**Task item**
Write a continuation of the text on Wobbly Hedgehog Syndrome, picking up right after its last sentence.

**Text section**
◆ ◆ ◆ ◆ ◆ ◆ ◆

What Is Wobbly Hedgehog Syndrome?

Wobbly Hedgehog Syndrome (WHS), also known as demyelinating paralysis, is a progressive neurologic disease affecting African Pygmy hedgehogs. The condition has been reported since the 1990s and has been noted to affect approximately 10% of pet African hedgehogs in North America. The cause of this syndrome is unknown, however is thought to be hereditary. The onset of symptoms associated with WHS can occur at any age, however is most commonly seen in hedgehogs less than 2 years old.

an african pygmy hedgehog on owner hand
Image By: RJ22, Shutterstock

Recognizing Signs of WHS

Symptoms of WHS may vary and often start with more subtle or sporadic changes including:

  • Inability to roll into a ball
  • Lack of coordination, or seeming off balance
  • Stumbling
  • Wobbling

Signs associated with WHS are progressive, and will typically advance to include the following:

  • Self-mutilation
  • Ocular abnormalities
  • Dramatic weight loss
  • Seizures
  • Scoliosis (sideways curvature of the spine)
  • Difficulty eating
  • Paresis (weakness) of hindlimbs, which eventually progresses to paralysis (loss of motor function) affecting both hindlimbs and forelimbs

How is WHS Diagnosed?

If you are concerned that your hedgehog may have WHS, an exam by a veterinarian is recommended.  A diagnosis of WHS may be suspected based on physical exam findings and a history of symptoms noted at home. Blood work or x-rays may also be considered by your veterinarian to help rule out other possible causes for neurologic symptoms in hedgehogs, including brain tumors, intervertebral disc disease, or hepatic encephalopathy. A definitive diagnosis of WHS cannot be made until after death, when characteristic spongy change is noted on microscopic evaluation of the brain and spinal cord.

◆ ◆ ◆ ◆ ◆ ◆ ◆

**Records provided**
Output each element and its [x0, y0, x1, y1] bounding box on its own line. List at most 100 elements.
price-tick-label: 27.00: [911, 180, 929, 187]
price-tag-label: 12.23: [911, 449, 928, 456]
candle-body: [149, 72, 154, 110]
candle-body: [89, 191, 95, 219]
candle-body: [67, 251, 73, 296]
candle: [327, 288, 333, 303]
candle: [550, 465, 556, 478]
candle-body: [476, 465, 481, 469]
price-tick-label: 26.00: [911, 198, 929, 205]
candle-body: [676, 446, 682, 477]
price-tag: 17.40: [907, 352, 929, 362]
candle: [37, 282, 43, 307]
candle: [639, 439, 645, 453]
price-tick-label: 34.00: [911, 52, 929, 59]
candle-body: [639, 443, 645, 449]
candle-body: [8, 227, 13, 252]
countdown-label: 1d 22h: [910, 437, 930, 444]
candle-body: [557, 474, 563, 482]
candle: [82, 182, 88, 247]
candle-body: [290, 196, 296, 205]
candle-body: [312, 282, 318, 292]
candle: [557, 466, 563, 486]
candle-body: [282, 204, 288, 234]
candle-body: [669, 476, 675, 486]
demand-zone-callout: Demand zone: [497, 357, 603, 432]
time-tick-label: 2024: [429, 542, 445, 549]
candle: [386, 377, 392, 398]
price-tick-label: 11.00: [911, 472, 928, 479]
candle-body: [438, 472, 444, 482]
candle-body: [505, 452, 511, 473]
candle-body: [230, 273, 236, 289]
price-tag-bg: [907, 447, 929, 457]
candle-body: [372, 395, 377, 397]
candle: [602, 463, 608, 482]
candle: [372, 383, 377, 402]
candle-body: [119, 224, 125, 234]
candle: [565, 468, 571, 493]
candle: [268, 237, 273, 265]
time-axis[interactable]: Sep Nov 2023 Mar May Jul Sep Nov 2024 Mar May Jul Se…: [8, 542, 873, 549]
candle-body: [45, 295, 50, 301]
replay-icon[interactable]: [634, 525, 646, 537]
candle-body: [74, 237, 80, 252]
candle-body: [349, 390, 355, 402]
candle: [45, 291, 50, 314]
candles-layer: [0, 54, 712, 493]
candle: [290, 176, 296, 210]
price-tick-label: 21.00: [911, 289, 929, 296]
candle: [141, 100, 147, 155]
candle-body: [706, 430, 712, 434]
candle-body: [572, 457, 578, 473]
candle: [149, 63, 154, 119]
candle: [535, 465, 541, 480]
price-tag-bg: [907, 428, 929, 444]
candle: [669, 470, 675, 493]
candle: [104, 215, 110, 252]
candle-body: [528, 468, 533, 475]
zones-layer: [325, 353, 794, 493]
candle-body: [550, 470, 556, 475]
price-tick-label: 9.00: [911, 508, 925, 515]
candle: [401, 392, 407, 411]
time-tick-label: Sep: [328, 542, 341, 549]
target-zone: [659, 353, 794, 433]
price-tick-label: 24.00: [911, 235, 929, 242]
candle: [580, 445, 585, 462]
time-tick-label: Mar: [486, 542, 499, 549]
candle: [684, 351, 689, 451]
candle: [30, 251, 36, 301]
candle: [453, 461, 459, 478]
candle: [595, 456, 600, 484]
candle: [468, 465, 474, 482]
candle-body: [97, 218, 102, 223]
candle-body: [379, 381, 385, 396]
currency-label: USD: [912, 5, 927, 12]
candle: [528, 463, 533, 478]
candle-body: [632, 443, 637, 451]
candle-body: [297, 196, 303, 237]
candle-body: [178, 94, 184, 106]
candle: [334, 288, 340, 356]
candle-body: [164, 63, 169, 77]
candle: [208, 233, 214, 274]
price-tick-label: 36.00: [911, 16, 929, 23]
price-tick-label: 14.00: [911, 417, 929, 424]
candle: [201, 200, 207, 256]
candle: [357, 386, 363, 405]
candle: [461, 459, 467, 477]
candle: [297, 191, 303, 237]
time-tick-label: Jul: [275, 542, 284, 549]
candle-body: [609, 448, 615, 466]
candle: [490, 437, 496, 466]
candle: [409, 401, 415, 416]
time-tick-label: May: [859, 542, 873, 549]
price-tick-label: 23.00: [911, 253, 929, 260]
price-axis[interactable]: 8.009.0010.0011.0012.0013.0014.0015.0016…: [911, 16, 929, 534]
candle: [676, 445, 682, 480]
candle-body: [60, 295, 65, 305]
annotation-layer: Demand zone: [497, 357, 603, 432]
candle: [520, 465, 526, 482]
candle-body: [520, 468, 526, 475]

◆ ◆ ◆ ◆ ◆ ◆ ◆

**Answer to this exercise**
hedgehog checked by vet.

Treatment Options for Wobbly Hedgehog Syndrome

There is unfortunately no effective treatment available for hedgehogs with WHS. Attempted therapies for WHS have included vitamin supplementation, antibiotics, steroids, acupuncture, and physical therapy. These treatment options have unfortunately been unsuccessful in preventing the progression of paralysis associated with this condition. Care for hedgehogs with this condition is largely supportive, and may consist of strategies tailored to their specific symptoms:

  • Keeping food and water within easy reach of hedgehogs that are having difficulty moving around
  • Keeping their cage warm, clean, and dry
  • Ensuring they are safe from falls should they lose their balance
  • Bathing them if they become dirty
  • Using towels or other soft bedding to help them stay upright

Quality of Life and Prognosis

The rate at which the symptoms of WHS progress is variable, however complete paralysis may be seen in hedgehogs within 9-15 months after signs are first noted. Death from the disease is typically noted within 18-25 months. Supportive and symptomatic care for your hedgehog is essential after WHS has been diagnosed, however equally important is an honest evaluation of their quality of life with this condition.



Your veterinarian will be able to help guide you as to when euthanasia may be a compassionate, and appropriate next step for hedgehogs suffering from this progressive illness. Losing a hedgehog to WHS can be extremely difficult, however, a solid knowledge of the condition and its prognosis can make end-of-life decisions slightly less burdensome.